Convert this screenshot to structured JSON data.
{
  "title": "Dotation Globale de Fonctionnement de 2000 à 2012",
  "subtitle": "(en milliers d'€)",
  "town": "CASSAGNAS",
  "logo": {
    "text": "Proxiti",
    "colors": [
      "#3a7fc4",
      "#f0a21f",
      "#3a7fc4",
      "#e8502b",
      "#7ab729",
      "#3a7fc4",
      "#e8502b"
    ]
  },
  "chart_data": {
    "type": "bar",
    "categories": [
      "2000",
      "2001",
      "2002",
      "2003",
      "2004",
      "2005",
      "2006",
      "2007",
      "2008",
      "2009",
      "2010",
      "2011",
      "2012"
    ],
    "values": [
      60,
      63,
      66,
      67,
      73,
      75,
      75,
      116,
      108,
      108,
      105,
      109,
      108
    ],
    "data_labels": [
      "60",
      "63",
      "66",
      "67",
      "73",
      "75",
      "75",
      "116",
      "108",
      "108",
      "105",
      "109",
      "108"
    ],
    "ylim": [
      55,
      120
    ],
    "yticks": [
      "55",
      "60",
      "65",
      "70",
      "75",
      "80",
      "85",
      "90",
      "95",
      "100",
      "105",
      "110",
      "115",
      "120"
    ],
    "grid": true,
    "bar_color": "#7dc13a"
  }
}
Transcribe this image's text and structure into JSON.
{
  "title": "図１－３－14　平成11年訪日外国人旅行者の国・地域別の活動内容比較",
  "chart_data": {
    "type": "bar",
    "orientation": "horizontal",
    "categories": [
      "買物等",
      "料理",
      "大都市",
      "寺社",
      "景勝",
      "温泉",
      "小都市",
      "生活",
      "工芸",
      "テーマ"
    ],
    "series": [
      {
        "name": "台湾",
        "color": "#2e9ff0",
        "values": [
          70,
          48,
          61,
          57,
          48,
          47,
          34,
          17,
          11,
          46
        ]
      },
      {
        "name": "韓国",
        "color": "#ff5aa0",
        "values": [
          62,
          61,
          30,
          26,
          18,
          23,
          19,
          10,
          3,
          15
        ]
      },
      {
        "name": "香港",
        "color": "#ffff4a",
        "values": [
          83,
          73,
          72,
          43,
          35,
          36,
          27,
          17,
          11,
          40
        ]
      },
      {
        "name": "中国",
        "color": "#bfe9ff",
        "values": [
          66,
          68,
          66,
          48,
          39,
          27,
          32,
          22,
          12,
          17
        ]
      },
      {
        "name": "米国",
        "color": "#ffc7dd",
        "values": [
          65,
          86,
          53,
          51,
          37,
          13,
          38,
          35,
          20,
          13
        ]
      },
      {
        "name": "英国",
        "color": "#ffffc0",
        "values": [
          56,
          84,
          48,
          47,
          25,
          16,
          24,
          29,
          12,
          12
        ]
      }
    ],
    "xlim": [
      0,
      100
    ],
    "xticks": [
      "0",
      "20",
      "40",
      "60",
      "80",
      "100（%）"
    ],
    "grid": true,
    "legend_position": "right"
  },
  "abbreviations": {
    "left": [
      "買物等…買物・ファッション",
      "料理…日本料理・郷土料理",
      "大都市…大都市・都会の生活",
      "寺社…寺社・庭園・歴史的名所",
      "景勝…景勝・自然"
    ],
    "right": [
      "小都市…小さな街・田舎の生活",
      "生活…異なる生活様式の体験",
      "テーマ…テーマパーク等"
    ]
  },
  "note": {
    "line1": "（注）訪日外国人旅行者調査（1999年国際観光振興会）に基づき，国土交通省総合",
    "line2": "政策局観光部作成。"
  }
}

——

Written instruction: Set down all of the data above, word for word.

Response:
Convert this screenshot to structured JSON data.
{
  "title": "Dotation Globale de Fonctionnement de 2000 à 2012",
  "subtitle": "(en milliers d'€)",
  "town": "CASSAGNAS",
  "logo": {
    "text": "Proxiti",
    "colors": [
      "#3a7fc4",
      "#f0a21f",
      "#3a7fc4",
      "#e8502b",
      "#7ab729",
      "#3a7fc4",
      "#e8502b"
    ]
  },
  "chart_data": {
    "type": "bar",
    "categories": [
      "2000",
      "2001",
      "2002",
      "2003",
      "2004",
      "2005",
      "2006",
      "2007",
      "2008",
      "2009",
      "2010",
      "2011",
      "2012"
    ],
    "values": [
      60,
      63,
      66,
      67,
      73,
      75,
      75,
      116,
      108,
      108,
      105,
      109,
      108
    ],
    "data_labels": [
      "60",
      "63",
      "66",
      "67",
      "73",
      "75",
      "75",
      "116",
      "108",
      "108",
      "105",
      "109",
      "108"
    ],
    "ylim": [
      55,
      120
    ],
    "yticks": [
      "55",
      "60",
      "65",
      "70",
      "75",
      "80",
      "85",
      "90",
      "95",
      "100",
      "105",
      "110",
      "115",
      "120"
    ],
    "grid": true,
    "bar_color": "#7dc13a"
  }
}
Transcribe this image's text and structure into JSON.
{
  "title": "図１－３－14　平成11年訪日外国人旅行者の国・地域別の活動内容比較",
  "chart_data": {
    "type": "bar",
    "orientation": "horizontal",
    "categories": [
      "買物等",
      "料理",
      "大都市",
      "寺社",
      "景勝",
      "温泉",
      "小都市",
      "生活",
      "工芸",
      "テーマ"
    ],
    "series": [
      {
        "name": "台湾",
        "color": "#2e9ff0",
        "values": [
          70,
          48,
          61,
          57,
          48,
          47,
          34,
          17,
          11,
          46
        ]
      },
      {
        "name": "韓国",
        "color": "#ff5aa0",
        "values": [
          62,
          61,
          30,
          26,
          18,
          23,
          19,
          10,
          3,
          15
        ]
      },
      {
        "name": "香港",
        "color": "#ffff4a",
        "values": [
          83,
          73,
          72,
          43,
          35,
          36,
          27,
          17,
          11,
          40
        ]
      },
      {
        "name": "中国",
        "color": "#bfe9ff",
        "values": [
          66,
          68,
          66,
          48,
          39,
          27,
          32,
          22,
          12,
          17
        ]
      },
      {
        "name": "米国",
        "color": "#ffc7dd",
        "values": [
          65,
          86,
          53,
          51,
          37,
          13,
          38,
          35,
          20,
          13
        ]
      },
      {
        "name": "英国",
        "color": "#ffffc0",
        "values": [
          56,
          84,
          48,
          47,
          25,
          16,
          24,
          29,
          12,
          12
        ]
      }
    ],
    "xlim": [
      0,
      100
    ],
    "xticks": [
      "0",
      "20",
      "40",
      "60",
      "80",
      "100（%）"
    ],
    "grid": true,
    "legend_position": "right"
  },
  "abbreviations": {
    "left": [
      "買物等…買物・ファッション",
      "料理…日本料理・郷土料理",
      "大都市…大都市・都会の生活",
      "寺社…寺社・庭園・歴史的名所",
      "景勝…景勝・自然"
    ],
    "right": [
      "小都市…小さな街・田舎の生活",
      "生活…異なる生活様式の体験",
      "テーマ…テーマパーク等"
    ]
  },
  "note": {
    "line1": "（注）訪日外国人旅行者調査（1999年国際観光振興会）に基づき，国土交通省総合",
    "line2": "政策局観光部作成。"
  }
}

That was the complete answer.